**Problem requirements**
Reproduce all the lines below exactly and omit the images.

====

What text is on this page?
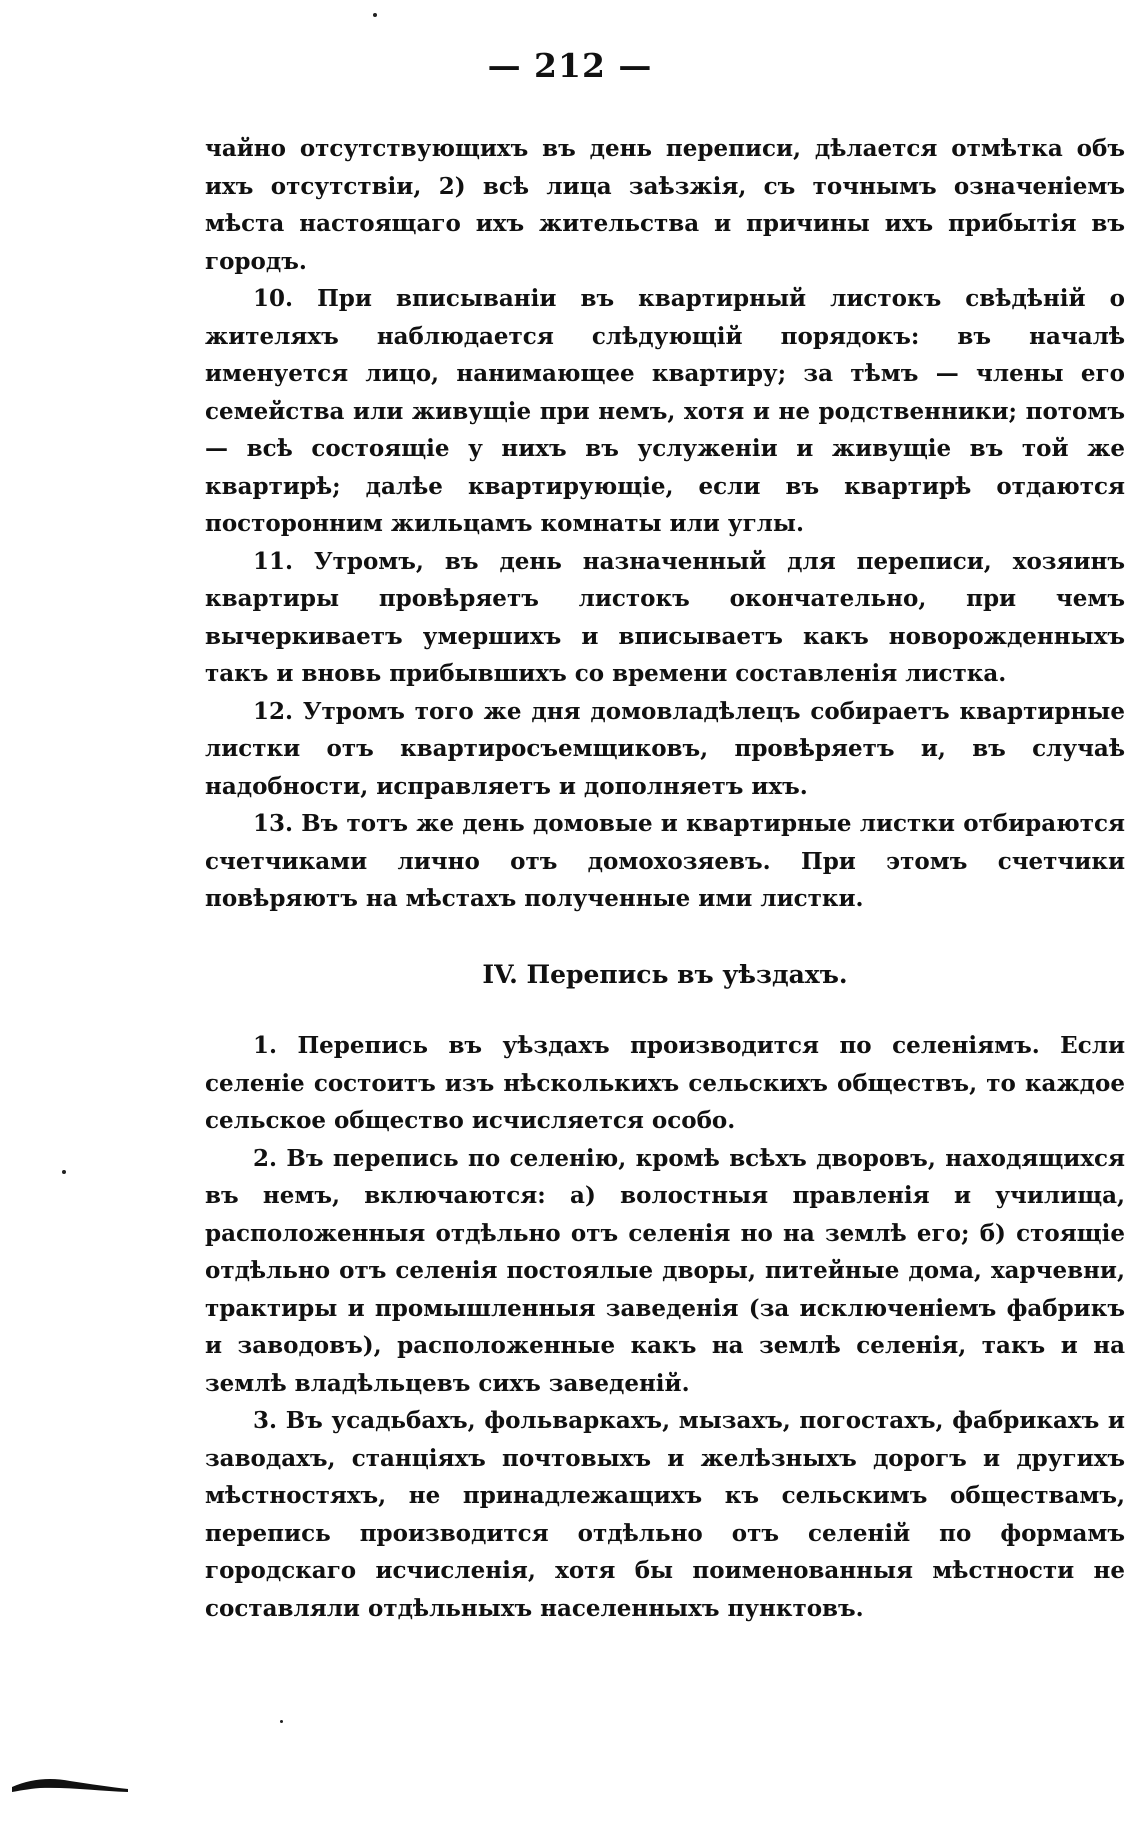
— 212 —

чайно отсутствующихъ въ день переписи, дѣлается отмѣтка объ ихъ отсутствіи, 2) всѣ лица заѣзжія, съ точнымъ означеніемъ мѣста настоящаго ихъ жительства и причины ихъ прибытія въ городъ.

10. При вписываніи въ квартирный листокъ свѣдѣній о жителяхъ наблюдается слѣдующій порядокъ: въ началѣ именуется лицо, нанимающее квартиру; за тѣмъ — члены его семейства или живущіе при немъ, хотя и не родственники; потомъ — всѣ состоящіе у нихъ въ услуженіи и живущіе въ той же квартирѣ; далѣе квартирующіе, если въ квартирѣ отдаются посторонним жильцамъ комнаты или углы.

11. Утромъ, въ день назначенный для переписи, хозяинъ квартиры провѣряетъ листокъ окончательно, при чемъ вычеркиваетъ умершихъ и вписываетъ какъ новорожденныхъ такъ и вновь прибывшихъ со времени составленія листка.

12. Утромъ того же дня домовладѣлецъ собираетъ квартирные листки отъ квартиросъемщиковъ, провѣряетъ и, въ случаѣ надобности, исправляетъ и дополняетъ ихъ.

13. Въ тотъ же день домовые и квартирные листки отбираются счетчиками лично отъ домохозяевъ. При этомъ счетчики повѣряютъ на мѣстахъ полученные ими листки.

IV. Перепись въ уѣздахъ.

1. Перепись въ уѣздахъ производится по селеніямъ. Если селеніе состоитъ изъ нѣсколькихъ сельскихъ обществъ, то каждое сельское общество исчисляется особо.

2. Въ перепись по селенію, кромѣ всѣхъ дворовъ, находящихся въ немъ, включаются: а) волостныя правленія и училища, расположенныя отдѣльно отъ селенія но на землѣ его; б) стоящіе отдѣльно отъ селенія постоялые дворы, питейные дома, харчевни, трактиры и промышленныя заведенія (за исключеніемъ фабрикъ и заводовъ), расположенные какъ на землѣ селенія, такъ и на землѣ владѣльцевъ сихъ заведеній.

3. Въ усадьбахъ, фольваркахъ, мызахъ, погостахъ, фабрикахъ и заводахъ, станціяхъ почтовыхъ и желѣзныхъ дорогъ и другихъ мѣстностяхъ, не принадлежащихъ къ сельскимъ обществамъ, перепись производится отдѣльно отъ селеній по формамъ городскаго исчисленія, хотя бы поименованныя мѣстности не составляли отдѣльныхъ населенныхъ пунктовъ.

====

**Correct response**
What text is on this page?
— 212 —

чайно отсутствующихъ въ день переписи, дѣлается отмѣтка объ ихъ отсутствіи, 2) всѣ лица заѣзжія, съ точнымъ означеніемъ мѣста настоящаго ихъ жительства и причины ихъ прибытія въ городъ.

10. При вписываніи въ квартирный листокъ свѣдѣній о жителяхъ наблюдается слѣдующій порядокъ: въ началѣ именуется лицо, нанимающее квартиру; за тѣмъ — члены его семейства или живущіе при немъ, хотя и не родственники; потомъ — всѣ состоящіе у нихъ въ услуженіи и живущіе въ той же квартирѣ; далѣе квартирующіе, если въ квартирѣ отдаются посторонним жильцамъ комнаты или углы.

11. Утромъ, въ день назначенный для переписи, хозяинъ квартиры провѣряетъ листокъ окончательно, при чемъ вычеркиваетъ умершихъ и вписываетъ какъ новорожденныхъ такъ и вновь прибывшихъ со времени составленія листка.

12. Утромъ того же дня домовладѣлецъ собираетъ квартирные листки отъ квартиросъемщиковъ, провѣряетъ и, въ случаѣ надобности, исправляетъ и дополняетъ ихъ.

13. Въ тотъ же день домовые и квартирные листки отбираются счетчиками лично отъ домохозяевъ. При этомъ счетчики повѣряютъ на мѣстахъ полученные ими листки.

IV. Перепись въ уѣздахъ.

1. Перепись въ уѣздахъ производится по селеніямъ. Если селеніе состоитъ изъ нѣсколькихъ сельскихъ обществъ, то каждое сельское общество исчисляется особо.

2. Въ перепись по селенію, кромѣ всѣхъ дворовъ, находящихся въ немъ, включаются: а) волостныя правленія и училища, расположенныя отдѣльно отъ селенія но на землѣ его; б) стоящіе отдѣльно отъ селенія постоялые дворы, питейные дома, харчевни, трактиры и промышленныя заведенія (за исключеніемъ фабрикъ и заводовъ), расположенные какъ на землѣ селенія, такъ и на землѣ владѣльцевъ сихъ заведеній.

3. Въ усадьбахъ, фольваркахъ, мызахъ, погостахъ, фабрикахъ и заводахъ, станціяхъ почтовыхъ и желѣзныхъ дорогъ и другихъ мѣстностяхъ, не принадлежащихъ къ сельскимъ обществамъ, перепись производится отдѣльно отъ селеній по формамъ городскаго исчисленія, хотя бы поименованныя мѣстности не составляли отдѣльныхъ населенныхъ пунктовъ.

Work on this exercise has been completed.